**SET TASK:**
Assemble all lines in which the string "Dark" appears.

======== INFORMATION SUPPLIED

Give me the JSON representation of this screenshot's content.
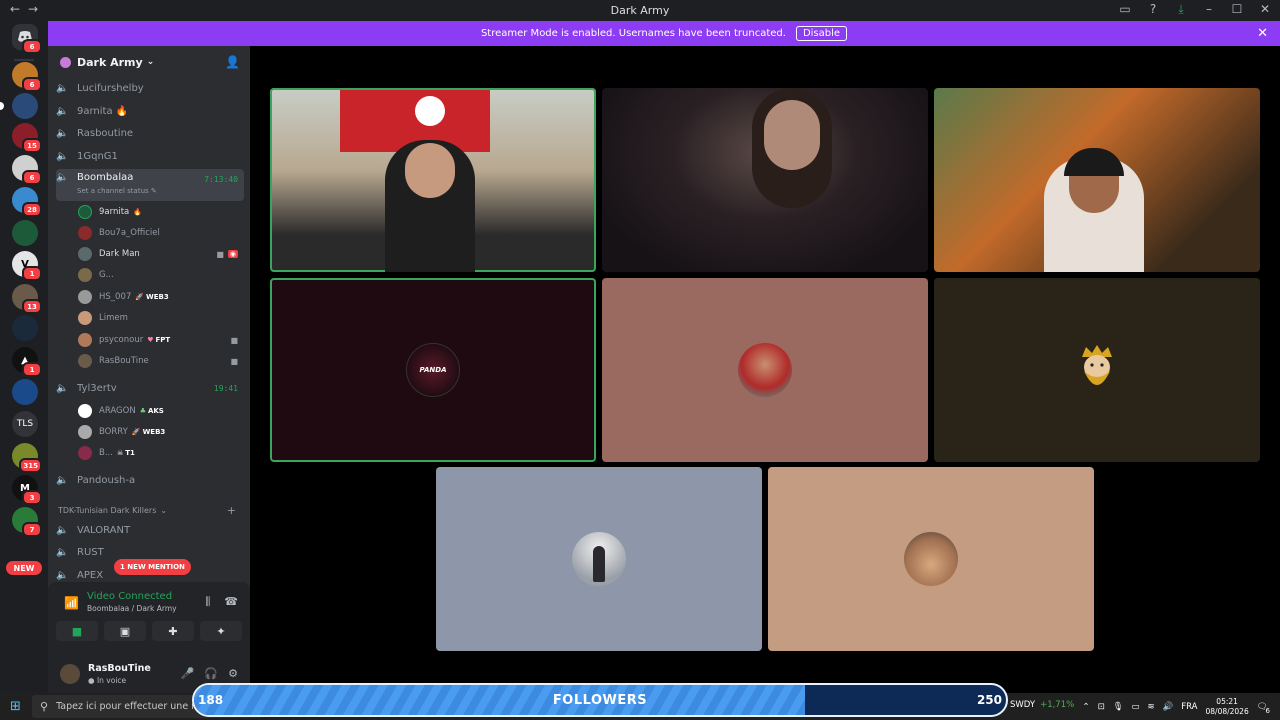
{
  "window": {
    "title": "Dark Army"
  },
  "banner": {
    "message": "Streamer Mode is enabled. Usernames have been truncated.",
    "button": "Disable"
  },
  "rail": {
    "badges": [
      "6",
      "6",
      "15",
      "6",
      "28",
      "1",
      "13",
      "1",
      "315",
      "3",
      "7"
    ],
    "text_server": "TLS",
    "new_label": "NEW"
  },
  "guild": {
    "name": "Dark Army"
  },
  "channels": {
    "c1": "Lucifurshelby",
    "c2": "9arnita 🔥",
    "c3": "Rasboutine",
    "c4": "1GqnG1",
    "active": {
      "name": "Boombalaa",
      "status": "Set a channel status ✎",
      "timer": "7:13:40",
      "users": [
        {
          "name": "9arnita",
          "tag": "🔥"
        },
        {
          "name": "Bou7a_Officiel",
          "tag": ""
        },
        {
          "name": "Dark Man",
          "tag": ""
        },
        {
          "name": "G...",
          "tag": ""
        },
        {
          "name": "HS_007",
          "tag": "WEB3"
        },
        {
          "name": "Limem",
          "tag": ""
        },
        {
          "name": "psyconour",
          "tag": "FPT"
        },
        {
          "name": "RasBouTine",
          "tag": ""
        }
      ]
    },
    "second": {
      "name": "Tyl3ertv",
      "timer": "19:41",
      "users": [
        {
          "name": "ARAGON",
          "tag": "AKS"
        },
        {
          "name": "BORRY",
          "tag": "WEB3"
        },
        {
          "name": "B...",
          "tag": "T1"
        }
      ]
    },
    "c5": "Pandoush-a",
    "category": "TDK-Tunisian Dark Killers",
    "v1": "VALORANT",
    "v2": "RUST",
    "v3": "APEX",
    "mention_pill": "1 NEW MENTION"
  },
  "voice": {
    "title": "Video Connected",
    "subtitle": "Boombalaa / Dark Army"
  },
  "me": {
    "name": "RasBouTine",
    "status": "In voice"
  },
  "taskbar": {
    "search_placeholder": "Tapez ici pour effectuer une re",
    "ticker_symbol": "SWDY",
    "ticker_change": "+1,71%",
    "lang": "FRA",
    "time": "05:21",
    "date": "08/08/2026",
    "notif": "6"
  },
  "followers": {
    "label": "FOLLOWERS",
    "current": "188",
    "goal": "250",
    "current_value": 188,
    "goal_value": 250,
    "colors": {
      "fill": "#4a9cf0",
      "bg": "#0d2a57"
    }
  },
  "colors": {
    "accent_green": "#23a559",
    "banner": "#8c3cf2",
    "danger": "#f23f43"
  }
}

================

**SOLVED EXERCISE:**
    "title": "Dark Army"
    "name": "Dark Army"
          "name": "Dark Man",
    "category": "TDK-Tunisian Dark Killers",
    "subtitle": "Boombalaa / Dark Army"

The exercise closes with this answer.